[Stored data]
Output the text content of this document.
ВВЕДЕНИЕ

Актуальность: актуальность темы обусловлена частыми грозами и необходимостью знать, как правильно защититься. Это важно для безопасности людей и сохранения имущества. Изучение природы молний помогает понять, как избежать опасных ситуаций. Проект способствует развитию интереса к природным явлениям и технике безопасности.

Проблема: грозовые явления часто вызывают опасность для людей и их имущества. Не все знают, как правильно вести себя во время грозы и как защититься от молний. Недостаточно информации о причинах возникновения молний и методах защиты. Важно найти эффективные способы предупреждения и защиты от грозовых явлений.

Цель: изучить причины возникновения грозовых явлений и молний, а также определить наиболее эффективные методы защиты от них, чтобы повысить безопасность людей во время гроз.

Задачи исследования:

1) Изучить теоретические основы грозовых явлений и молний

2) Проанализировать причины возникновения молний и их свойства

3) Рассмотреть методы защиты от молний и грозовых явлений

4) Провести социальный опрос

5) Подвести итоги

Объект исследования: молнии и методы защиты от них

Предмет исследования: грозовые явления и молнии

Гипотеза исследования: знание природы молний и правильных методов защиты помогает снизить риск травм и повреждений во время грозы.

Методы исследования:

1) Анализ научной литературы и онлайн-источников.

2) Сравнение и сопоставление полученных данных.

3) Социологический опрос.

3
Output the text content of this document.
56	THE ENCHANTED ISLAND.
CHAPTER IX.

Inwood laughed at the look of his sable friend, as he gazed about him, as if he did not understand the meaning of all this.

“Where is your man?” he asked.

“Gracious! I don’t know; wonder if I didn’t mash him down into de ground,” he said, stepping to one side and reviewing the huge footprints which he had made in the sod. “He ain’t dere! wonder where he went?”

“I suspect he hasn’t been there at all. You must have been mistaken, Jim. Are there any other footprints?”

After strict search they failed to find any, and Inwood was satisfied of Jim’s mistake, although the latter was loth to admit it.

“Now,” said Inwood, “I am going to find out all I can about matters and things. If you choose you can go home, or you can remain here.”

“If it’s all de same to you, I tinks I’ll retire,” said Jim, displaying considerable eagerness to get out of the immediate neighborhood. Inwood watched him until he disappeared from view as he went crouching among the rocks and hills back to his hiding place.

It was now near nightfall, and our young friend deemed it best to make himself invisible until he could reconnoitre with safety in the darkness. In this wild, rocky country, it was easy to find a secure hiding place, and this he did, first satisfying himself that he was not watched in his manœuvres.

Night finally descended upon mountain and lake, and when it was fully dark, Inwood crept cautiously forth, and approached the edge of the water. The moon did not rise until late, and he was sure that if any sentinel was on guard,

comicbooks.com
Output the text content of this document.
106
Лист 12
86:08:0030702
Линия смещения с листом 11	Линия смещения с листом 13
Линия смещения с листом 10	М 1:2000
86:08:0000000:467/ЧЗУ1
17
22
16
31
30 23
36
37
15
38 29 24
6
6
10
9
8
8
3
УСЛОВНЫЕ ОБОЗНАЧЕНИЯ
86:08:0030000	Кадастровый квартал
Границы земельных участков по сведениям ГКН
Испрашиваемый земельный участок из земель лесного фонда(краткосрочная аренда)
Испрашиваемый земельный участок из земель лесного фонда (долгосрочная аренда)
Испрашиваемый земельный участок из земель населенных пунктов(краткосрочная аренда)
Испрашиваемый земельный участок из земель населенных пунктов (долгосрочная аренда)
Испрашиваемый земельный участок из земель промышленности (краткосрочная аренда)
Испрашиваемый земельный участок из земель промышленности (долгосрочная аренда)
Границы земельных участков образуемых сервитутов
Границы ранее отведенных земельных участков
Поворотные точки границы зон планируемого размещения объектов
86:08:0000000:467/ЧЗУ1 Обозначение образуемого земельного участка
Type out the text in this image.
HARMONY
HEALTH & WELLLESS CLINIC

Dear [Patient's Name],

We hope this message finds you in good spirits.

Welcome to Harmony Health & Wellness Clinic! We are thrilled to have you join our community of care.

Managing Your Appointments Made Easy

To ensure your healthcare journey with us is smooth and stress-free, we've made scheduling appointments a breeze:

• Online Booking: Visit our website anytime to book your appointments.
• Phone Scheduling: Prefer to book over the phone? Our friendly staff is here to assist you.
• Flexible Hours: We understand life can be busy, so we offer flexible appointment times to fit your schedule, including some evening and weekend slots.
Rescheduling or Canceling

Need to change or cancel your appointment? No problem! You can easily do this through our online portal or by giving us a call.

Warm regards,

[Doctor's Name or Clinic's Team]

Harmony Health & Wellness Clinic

**Work to do**
Go through the data and return every record exactly.

**Worked answer**
Output the text content of this document.
ВВЕДЕНИЕ

Актуальность: актуальность темы обусловлена частыми грозами и необходимостью знать, как правильно защититься. Это важно для безопасности людей и сохранения имущества. Изучение природы молний помогает понять, как избежать опасных ситуаций. Проект способствует развитию интереса к природным явлениям и технике безопасности.

Проблема: грозовые явления часто вызывают опасность для людей и их имущества. Не все знают, как правильно вести себя во время грозы и как защититься от молний. Недостаточно информации о причинах возникновения молний и методах защиты. Важно найти эффективные способы предупреждения и защиты от грозовых явлений.

Цель: изучить причины возникновения грозовых явлений и молний, а также определить наиболее эффективные методы защиты от них, чтобы повысить безопасность людей во время гроз.

Задачи исследования:

1) Изучить теоретические основы грозовых явлений и молний

2) Проанализировать причины возникновения молний и их свойства

3) Рассмотреть методы защиты от молний и грозовых явлений

4) Провести социальный опрос

5) Подвести итоги

Объект исследования: молнии и методы защиты от них

Предмет исследования: грозовые явления и молнии

Гипотеза исследования: знание природы молний и правильных методов защиты помогает снизить риск травм и повреждений во время грозы.

Методы исследования:

1) Анализ научной литературы и онлайн-источников.

2) Сравнение и сопоставление полученных данных.

3) Социологический опрос.

3
Output the text content of this document.
56	THE ENCHANTED ISLAND.
CHAPTER IX.

Inwood laughed at the look of his sable friend, as he gazed about him, as if he did not understand the meaning of all this.

“Where is your man?” he asked.

“Gracious! I don’t know; wonder if I didn’t mash him down into de ground,” he said, stepping to one side and reviewing the huge footprints which he had made in the sod. “He ain’t dere! wonder where he went?”

“I suspect he hasn’t been there at all. You must have been mistaken, Jim. Are there any other footprints?”

After strict search they failed to find any, and Inwood was satisfied of Jim’s mistake, although the latter was loth to admit it.

“Now,” said Inwood, “I am going to find out all I can about matters and things. If you choose you can go home, or you can remain here.”

“If it’s all de same to you, I tinks I’ll retire,” said Jim, displaying considerable eagerness to get out of the immediate neighborhood. Inwood watched him until he disappeared from view as he went crouching among the rocks and hills back to his hiding place.

It was now near nightfall, and our young friend deemed it best to make himself invisible until he could reconnoitre with safety in the darkness. In this wild, rocky country, it was easy to find a secure hiding place, and this he did, first satisfying himself that he was not watched in his manœuvres.

Night finally descended upon mountain and lake, and when it was fully dark, Inwood crept cautiously forth, and approached the edge of the water. The moon did not rise until late, and he was sure that if any sentinel was on guard,

comicbooks.com
Output the text content of this document.
106
Лист 12
86:08:0030702
Линия смещения с листом 11	Линия смещения с листом 13
Линия смещения с листом 10	М 1:2000
86:08:0000000:467/ЧЗУ1
17
22
16
31
30 23
36
37
15
38 29 24
6
6
10
9
8
8
3
УСЛОВНЫЕ ОБОЗНАЧЕНИЯ
86:08:0030000	Кадастровый квартал
Границы земельных участков по сведениям ГКН
Испрашиваемый земельный участок из земель лесного фонда(краткосрочная аренда)
Испрашиваемый земельный участок из земель лесного фонда (долгосрочная аренда)
Испрашиваемый земельный участок из земель населенных пунктов(краткосрочная аренда)
Испрашиваемый земельный участок из земель населенных пунктов (долгосрочная аренда)
Испрашиваемый земельный участок из земель промышленности (краткосрочная аренда)
Испрашиваемый земельный участок из земель промышленности (долгосрочная аренда)
Границы земельных участков образуемых сервитутов
Границы ранее отведенных земельных участков
Поворотные точки границы зон планируемого размещения объектов
86:08:0000000:467/ЧЗУ1 Обозначение образуемого земельного участка
Type out the text in this image.
HARMONY
HEALTH & WELLLESS CLINIC

Dear [Patient's Name],

We hope this message finds you in good spirits.

Welcome to Harmony Health & Wellness Clinic! We are thrilled to have you join our community of care.

Managing Your Appointments Made Easy

To ensure your healthcare journey with us is smooth and stress-free, we've made scheduling appointments a breeze:

• Online Booking: Visit our website anytime to book your appointments.
• Phone Scheduling: Prefer to book over the phone? Our friendly staff is here to assist you.
• Flexible Hours: We understand life can be busy, so we offer flexible appointment times to fit your schedule, including some evening and weekend slots.
Rescheduling or Canceling

Need to change or cancel your appointment? No problem! You can easily do this through our online portal or by giving us a call.

Warm regards,

[Doctor's Name or Clinic's Team]

Harmony Health & Wellness Clinic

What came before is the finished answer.